▸ **Written problem**
Below are some records; repeat them all exactly, minus the pictures.

— START —

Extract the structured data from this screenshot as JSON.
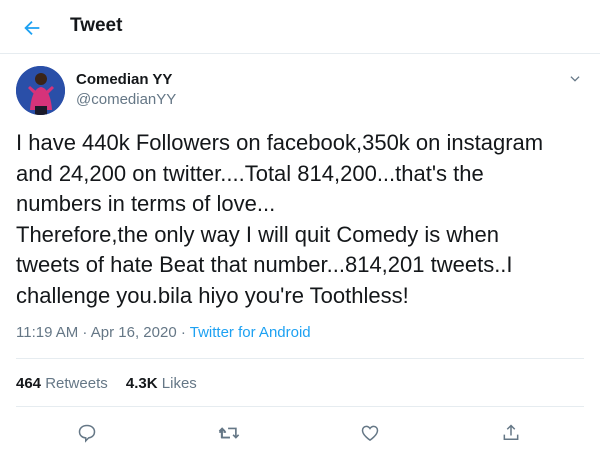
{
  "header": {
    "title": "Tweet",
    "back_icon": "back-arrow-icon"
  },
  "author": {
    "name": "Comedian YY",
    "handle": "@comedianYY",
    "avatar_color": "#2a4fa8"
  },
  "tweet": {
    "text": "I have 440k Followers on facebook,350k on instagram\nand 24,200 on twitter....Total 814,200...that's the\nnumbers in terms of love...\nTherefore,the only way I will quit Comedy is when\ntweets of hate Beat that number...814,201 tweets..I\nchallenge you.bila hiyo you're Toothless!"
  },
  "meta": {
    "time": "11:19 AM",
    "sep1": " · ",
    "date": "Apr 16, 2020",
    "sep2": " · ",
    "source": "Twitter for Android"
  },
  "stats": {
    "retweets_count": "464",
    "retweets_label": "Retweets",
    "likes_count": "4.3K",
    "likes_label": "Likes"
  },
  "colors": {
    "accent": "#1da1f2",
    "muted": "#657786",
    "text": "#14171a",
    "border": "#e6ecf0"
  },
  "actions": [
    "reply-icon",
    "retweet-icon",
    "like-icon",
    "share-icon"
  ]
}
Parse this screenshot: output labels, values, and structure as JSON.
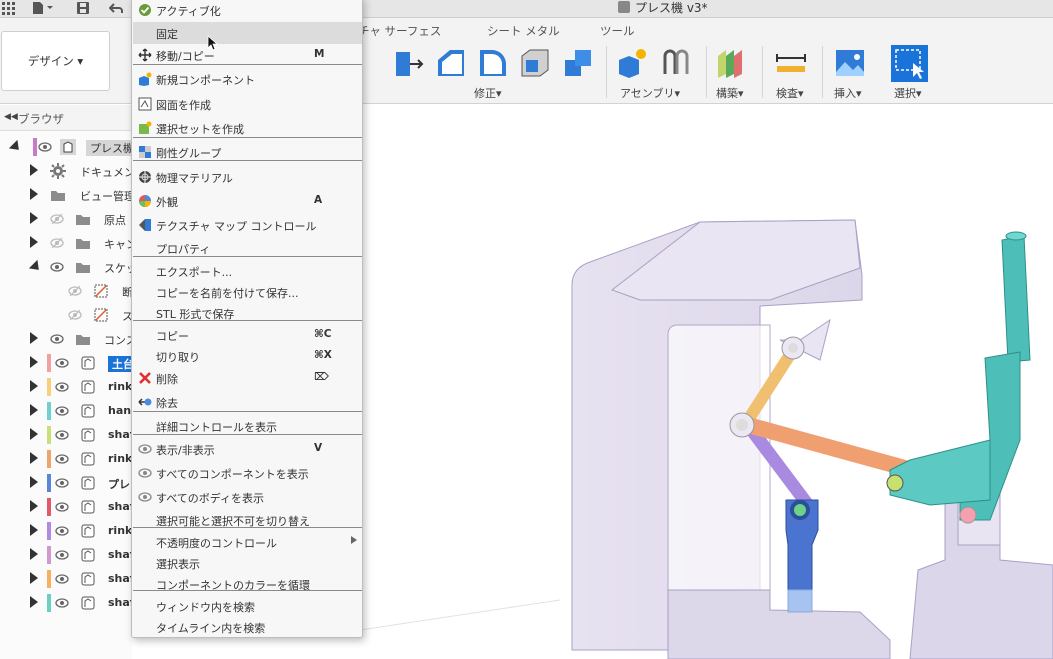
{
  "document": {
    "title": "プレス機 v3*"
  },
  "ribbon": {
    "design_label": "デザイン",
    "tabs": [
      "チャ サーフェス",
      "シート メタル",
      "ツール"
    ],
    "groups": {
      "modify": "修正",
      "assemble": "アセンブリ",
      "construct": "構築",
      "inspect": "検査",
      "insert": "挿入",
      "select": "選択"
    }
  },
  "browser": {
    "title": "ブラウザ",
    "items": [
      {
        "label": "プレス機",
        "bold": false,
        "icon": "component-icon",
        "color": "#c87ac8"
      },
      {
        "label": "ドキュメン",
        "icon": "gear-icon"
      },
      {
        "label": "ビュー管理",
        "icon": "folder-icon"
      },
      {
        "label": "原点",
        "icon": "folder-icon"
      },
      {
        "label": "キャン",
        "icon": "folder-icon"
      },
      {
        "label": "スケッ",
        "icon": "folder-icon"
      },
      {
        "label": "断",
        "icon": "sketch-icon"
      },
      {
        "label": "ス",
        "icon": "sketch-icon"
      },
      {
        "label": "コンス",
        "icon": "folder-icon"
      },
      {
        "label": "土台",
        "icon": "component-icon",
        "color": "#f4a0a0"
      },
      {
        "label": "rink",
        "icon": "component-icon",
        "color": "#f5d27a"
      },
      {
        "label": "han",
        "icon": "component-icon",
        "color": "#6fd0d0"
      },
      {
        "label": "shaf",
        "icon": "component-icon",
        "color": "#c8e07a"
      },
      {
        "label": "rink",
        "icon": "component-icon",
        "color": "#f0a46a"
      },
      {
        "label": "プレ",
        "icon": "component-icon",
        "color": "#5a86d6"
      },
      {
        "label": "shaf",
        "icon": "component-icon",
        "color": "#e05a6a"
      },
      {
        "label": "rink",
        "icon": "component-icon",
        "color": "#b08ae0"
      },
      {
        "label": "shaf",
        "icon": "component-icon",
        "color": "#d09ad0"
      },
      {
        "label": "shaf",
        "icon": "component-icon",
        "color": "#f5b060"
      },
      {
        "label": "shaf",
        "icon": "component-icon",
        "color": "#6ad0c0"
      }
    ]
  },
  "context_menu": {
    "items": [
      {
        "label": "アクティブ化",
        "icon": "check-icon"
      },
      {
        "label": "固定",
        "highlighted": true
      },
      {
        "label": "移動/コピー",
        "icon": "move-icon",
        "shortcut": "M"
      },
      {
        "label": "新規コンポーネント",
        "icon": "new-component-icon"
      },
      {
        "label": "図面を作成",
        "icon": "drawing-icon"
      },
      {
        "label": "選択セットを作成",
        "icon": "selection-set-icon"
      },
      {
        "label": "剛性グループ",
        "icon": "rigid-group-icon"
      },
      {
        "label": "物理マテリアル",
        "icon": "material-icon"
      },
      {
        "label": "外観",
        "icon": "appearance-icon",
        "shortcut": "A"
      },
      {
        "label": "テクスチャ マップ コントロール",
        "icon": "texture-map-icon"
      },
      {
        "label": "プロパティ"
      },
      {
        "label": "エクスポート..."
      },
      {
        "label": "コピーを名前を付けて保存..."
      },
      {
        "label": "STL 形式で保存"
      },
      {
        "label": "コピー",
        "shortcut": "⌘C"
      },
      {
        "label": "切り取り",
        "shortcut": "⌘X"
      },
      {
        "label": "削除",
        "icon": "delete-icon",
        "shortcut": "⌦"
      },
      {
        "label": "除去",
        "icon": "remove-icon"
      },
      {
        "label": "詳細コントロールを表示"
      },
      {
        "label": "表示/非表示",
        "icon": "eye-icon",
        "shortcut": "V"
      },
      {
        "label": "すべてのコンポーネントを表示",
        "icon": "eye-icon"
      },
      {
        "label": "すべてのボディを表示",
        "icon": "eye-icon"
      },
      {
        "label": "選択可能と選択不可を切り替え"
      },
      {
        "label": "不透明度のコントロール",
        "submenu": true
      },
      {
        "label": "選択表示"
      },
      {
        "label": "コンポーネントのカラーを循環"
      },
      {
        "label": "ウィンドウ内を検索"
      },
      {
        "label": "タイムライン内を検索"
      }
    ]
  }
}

— END —

▸ **Answer below**
Extract the structured data from this screenshot as JSON.
{
  "header": {
    "title": "Tweet",
    "back_icon": "back-arrow-icon"
  },
  "author": {
    "name": "Comedian YY",
    "handle": "@comedianYY",
    "avatar_color": "#2a4fa8"
  },
  "tweet": {
    "text": "I have 440k Followers on facebook,350k on instagram\nand 24,200 on twitter....Total 814,200...that's the\nnumbers in terms of love...\nTherefore,the only way I will quit Comedy is when\ntweets of hate Beat that number...814,201 tweets..I\nchallenge you.bila hiyo you're Toothless!"
  },
  "meta": {
    "time": "11:19 AM",
    "sep1": " · ",
    "date": "Apr 16, 2020",
    "sep2": " · ",
    "source": "Twitter for Android"
  },
  "stats": {
    "retweets_count": "464",
    "retweets_label": "Retweets",
    "likes_count": "4.3K",
    "likes_label": "Likes"
  },
  "colors": {
    "accent": "#1da1f2",
    "muted": "#657786",
    "text": "#14171a",
    "border": "#e6ecf0"
  },
  "actions": [
    "reply-icon",
    "retweet-icon",
    "like-icon",
    "share-icon"
  ]
}
Parse this screenshot: output labels, values, and structure as JSON.
{
  "document": {
    "title": "プレス機 v3*"
  },
  "ribbon": {
    "design_label": "デザイン",
    "tabs": [
      "チャ サーフェス",
      "シート メタル",
      "ツール"
    ],
    "groups": {
      "modify": "修正",
      "assemble": "アセンブリ",
      "construct": "構築",
      "inspect": "検査",
      "insert": "挿入",
      "select": "選択"
    }
  },
  "browser": {
    "title": "ブラウザ",
    "items": [
      {
        "label": "プレス機",
        "bold": false,
        "icon": "component-icon",
        "color": "#c87ac8"
      },
      {
        "label": "ドキュメン",
        "icon": "gear-icon"
      },
      {
        "label": "ビュー管理",
        "icon": "folder-icon"
      },
      {
        "label": "原点",
        "icon": "folder-icon"
      },
      {
        "label": "キャン",
        "icon": "folder-icon"
      },
      {
        "label": "スケッ",
        "icon": "folder-icon"
      },
      {
        "label": "断",
        "icon": "sketch-icon"
      },
      {
        "label": "ス",
        "icon": "sketch-icon"
      },
      {
        "label": "コンス",
        "icon": "folder-icon"
      },
      {
        "label": "土台",
        "icon": "component-icon",
        "color": "#f4a0a0"
      },
      {
        "label": "rink",
        "icon": "component-icon",
        "color": "#f5d27a"
      },
      {
        "label": "han",
        "icon": "component-icon",
        "color": "#6fd0d0"
      },
      {
        "label": "shaf",
        "icon": "component-icon",
        "color": "#c8e07a"
      },
      {
        "label": "rink",
        "icon": "component-icon",
        "color": "#f0a46a"
      },
      {
        "label": "プレ",
        "icon": "component-icon",
        "color": "#5a86d6"
      },
      {
        "label": "shaf",
        "icon": "component-icon",
        "color": "#e05a6a"
      },
      {
        "label": "rink",
        "icon": "component-icon",
        "color": "#b08ae0"
      },
      {
        "label": "shaf",
        "icon": "component-icon",
        "color": "#d09ad0"
      },
      {
        "label": "shaf",
        "icon": "component-icon",
        "color": "#f5b060"
      },
      {
        "label": "shaf",
        "icon": "component-icon",
        "color": "#6ad0c0"
      }
    ]
  },
  "context_menu": {
    "items": [
      {
        "label": "アクティブ化",
        "icon": "check-icon"
      },
      {
        "label": "固定",
        "highlighted": true
      },
      {
        "label": "移動/コピー",
        "icon": "move-icon",
        "shortcut": "M"
      },
      {
        "label": "新規コンポーネント",
        "icon": "new-component-icon"
      },
      {
        "label": "図面を作成",
        "icon": "drawing-icon"
      },
      {
        "label": "選択セットを作成",
        "icon": "selection-set-icon"
      },
      {
        "label": "剛性グループ",
        "icon": "rigid-group-icon"
      },
      {
        "label": "物理マテリアル",
        "icon": "material-icon"
      },
      {
        "label": "外観",
        "icon": "appearance-icon",
        "shortcut": "A"
      },
      {
        "label": "テクスチャ マップ コントロール",
        "icon": "texture-map-icon"
      },
      {
        "label": "プロパティ"
      },
      {
        "label": "エクスポート..."
      },
      {
        "label": "コピーを名前を付けて保存..."
      },
      {
        "label": "STL 形式で保存"
      },
      {
        "label": "コピー",
        "shortcut": "⌘C"
      },
      {
        "label": "切り取り",
        "shortcut": "⌘X"
      },
      {
        "label": "削除",
        "icon": "delete-icon",
        "shortcut": "⌦"
      },
      {
        "label": "除去",
        "icon": "remove-icon"
      },
      {
        "label": "詳細コントロールを表示"
      },
      {
        "label": "表示/非表示",
        "icon": "eye-icon",
        "shortcut": "V"
      },
      {
        "label": "すべてのコンポーネントを表示",
        "icon": "eye-icon"
      },
      {
        "label": "すべてのボディを表示",
        "icon": "eye-icon"
      },
      {
        "label": "選択可能と選択不可を切り替え"
      },
      {
        "label": "不透明度のコントロール",
        "submenu": true
      },
      {
        "label": "選択表示"
      },
      {
        "label": "コンポーネントのカラーを循環"
      },
      {
        "label": "ウィンドウ内を検索"
      },
      {
        "label": "タイムライン内を検索"
      }
    ]
  }
}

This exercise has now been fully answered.